▸ Supplied material
>>>

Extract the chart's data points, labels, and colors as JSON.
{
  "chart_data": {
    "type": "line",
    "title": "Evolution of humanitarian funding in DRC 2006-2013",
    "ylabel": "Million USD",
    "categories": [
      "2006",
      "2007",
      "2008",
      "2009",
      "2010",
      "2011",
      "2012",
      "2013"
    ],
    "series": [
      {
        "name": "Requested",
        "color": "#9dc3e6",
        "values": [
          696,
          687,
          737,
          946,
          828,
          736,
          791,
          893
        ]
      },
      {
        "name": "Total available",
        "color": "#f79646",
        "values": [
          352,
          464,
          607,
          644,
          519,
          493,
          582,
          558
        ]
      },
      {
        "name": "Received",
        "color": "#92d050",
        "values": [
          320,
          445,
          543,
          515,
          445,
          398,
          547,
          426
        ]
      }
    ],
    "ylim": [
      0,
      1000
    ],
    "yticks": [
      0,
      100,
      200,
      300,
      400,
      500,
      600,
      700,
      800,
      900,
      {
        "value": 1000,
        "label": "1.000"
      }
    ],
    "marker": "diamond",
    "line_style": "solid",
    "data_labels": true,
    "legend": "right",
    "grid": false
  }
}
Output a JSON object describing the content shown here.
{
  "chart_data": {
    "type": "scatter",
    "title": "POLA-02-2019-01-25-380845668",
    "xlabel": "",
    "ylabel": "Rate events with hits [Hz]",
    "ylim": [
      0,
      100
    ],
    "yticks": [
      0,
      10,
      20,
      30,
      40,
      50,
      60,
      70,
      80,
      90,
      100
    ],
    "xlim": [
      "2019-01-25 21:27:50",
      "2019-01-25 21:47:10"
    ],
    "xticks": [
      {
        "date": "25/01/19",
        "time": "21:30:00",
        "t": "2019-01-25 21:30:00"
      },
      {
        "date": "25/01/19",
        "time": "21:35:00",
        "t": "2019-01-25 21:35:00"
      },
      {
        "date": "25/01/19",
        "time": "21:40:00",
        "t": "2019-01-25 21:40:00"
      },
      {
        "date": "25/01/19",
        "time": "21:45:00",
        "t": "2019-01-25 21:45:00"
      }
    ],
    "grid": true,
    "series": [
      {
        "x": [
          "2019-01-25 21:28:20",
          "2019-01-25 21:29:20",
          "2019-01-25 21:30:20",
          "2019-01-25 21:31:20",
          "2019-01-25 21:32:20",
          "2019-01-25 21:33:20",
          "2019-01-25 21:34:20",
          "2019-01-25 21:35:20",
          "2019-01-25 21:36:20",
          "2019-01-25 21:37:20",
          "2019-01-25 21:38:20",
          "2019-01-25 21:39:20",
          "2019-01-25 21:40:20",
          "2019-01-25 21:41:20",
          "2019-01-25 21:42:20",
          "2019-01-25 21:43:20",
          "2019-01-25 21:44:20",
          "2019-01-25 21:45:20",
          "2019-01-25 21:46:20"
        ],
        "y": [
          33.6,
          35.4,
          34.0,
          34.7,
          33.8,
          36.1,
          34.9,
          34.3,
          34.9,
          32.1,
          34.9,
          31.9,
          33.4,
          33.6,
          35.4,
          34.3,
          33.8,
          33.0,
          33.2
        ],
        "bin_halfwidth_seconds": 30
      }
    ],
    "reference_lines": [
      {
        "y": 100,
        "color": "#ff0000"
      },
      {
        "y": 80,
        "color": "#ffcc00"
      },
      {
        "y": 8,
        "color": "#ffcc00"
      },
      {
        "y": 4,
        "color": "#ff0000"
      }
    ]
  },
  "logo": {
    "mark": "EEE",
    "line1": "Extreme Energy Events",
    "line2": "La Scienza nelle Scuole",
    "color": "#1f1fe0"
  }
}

<<<

▸ Task directions
Write out the entries above word for word.

▸ Solution for this problem
Extract the chart's data points, labels, and colors as JSON.
{
  "chart_data": {
    "type": "line",
    "title": "Evolution of humanitarian funding in DRC 2006-2013",
    "ylabel": "Million USD",
    "categories": [
      "2006",
      "2007",
      "2008",
      "2009",
      "2010",
      "2011",
      "2012",
      "2013"
    ],
    "series": [
      {
        "name": "Requested",
        "color": "#9dc3e6",
        "values": [
          696,
          687,
          737,
          946,
          828,
          736,
          791,
          893
        ]
      },
      {
        "name": "Total available",
        "color": "#f79646",
        "values": [
          352,
          464,
          607,
          644,
          519,
          493,
          582,
          558
        ]
      },
      {
        "name": "Received",
        "color": "#92d050",
        "values": [
          320,
          445,
          543,
          515,
          445,
          398,
          547,
          426
        ]
      }
    ],
    "ylim": [
      0,
      1000
    ],
    "yticks": [
      0,
      100,
      200,
      300,
      400,
      500,
      600,
      700,
      800,
      900,
      {
        "value": 1000,
        "label": "1.000"
      }
    ],
    "marker": "diamond",
    "line_style": "solid",
    "data_labels": true,
    "legend": "right",
    "grid": false
  }
}
Output a JSON object describing the content shown here.
{
  "chart_data": {
    "type": "scatter",
    "title": "POLA-02-2019-01-25-380845668",
    "xlabel": "",
    "ylabel": "Rate events with hits [Hz]",
    "ylim": [
      0,
      100
    ],
    "yticks": [
      0,
      10,
      20,
      30,
      40,
      50,
      60,
      70,
      80,
      90,
      100
    ],
    "xlim": [
      "2019-01-25 21:27:50",
      "2019-01-25 21:47:10"
    ],
    "xticks": [
      {
        "date": "25/01/19",
        "time": "21:30:00",
        "t": "2019-01-25 21:30:00"
      },
      {
        "date": "25/01/19",
        "time": "21:35:00",
        "t": "2019-01-25 21:35:00"
      },
      {
        "date": "25/01/19",
        "time": "21:40:00",
        "t": "2019-01-25 21:40:00"
      },
      {
        "date": "25/01/19",
        "time": "21:45:00",
        "t": "2019-01-25 21:45:00"
      }
    ],
    "grid": true,
    "series": [
      {
        "x": [
          "2019-01-25 21:28:20",
          "2019-01-25 21:29:20",
          "2019-01-25 21:30:20",
          "2019-01-25 21:31:20",
          "2019-01-25 21:32:20",
          "2019-01-25 21:33:20",
          "2019-01-25 21:34:20",
          "2019-01-25 21:35:20",
          "2019-01-25 21:36:20",
          "2019-01-25 21:37:20",
          "2019-01-25 21:38:20",
          "2019-01-25 21:39:20",
          "2019-01-25 21:40:20",
          "2019-01-25 21:41:20",
          "2019-01-25 21:42:20",
          "2019-01-25 21:43:20",
          "2019-01-25 21:44:20",
          "2019-01-25 21:45:20",
          "2019-01-25 21:46:20"
        ],
        "y": [
          33.6,
          35.4,
          34.0,
          34.7,
          33.8,
          36.1,
          34.9,
          34.3,
          34.9,
          32.1,
          34.9,
          31.9,
          33.4,
          33.6,
          35.4,
          34.3,
          33.8,
          33.0,
          33.2
        ],
        "bin_halfwidth_seconds": 30
      }
    ],
    "reference_lines": [
      {
        "y": 100,
        "color": "#ff0000"
      },
      {
        "y": 80,
        "color": "#ffcc00"
      },
      {
        "y": 8,
        "color": "#ffcc00"
      },
      {
        "y": 4,
        "color": "#ff0000"
      }
    ]
  },
  "logo": {
    "mark": "EEE",
    "line1": "Extreme Energy Events",
    "line2": "La Scienza nelle Scuole",
    "color": "#1f1fe0"
  }
}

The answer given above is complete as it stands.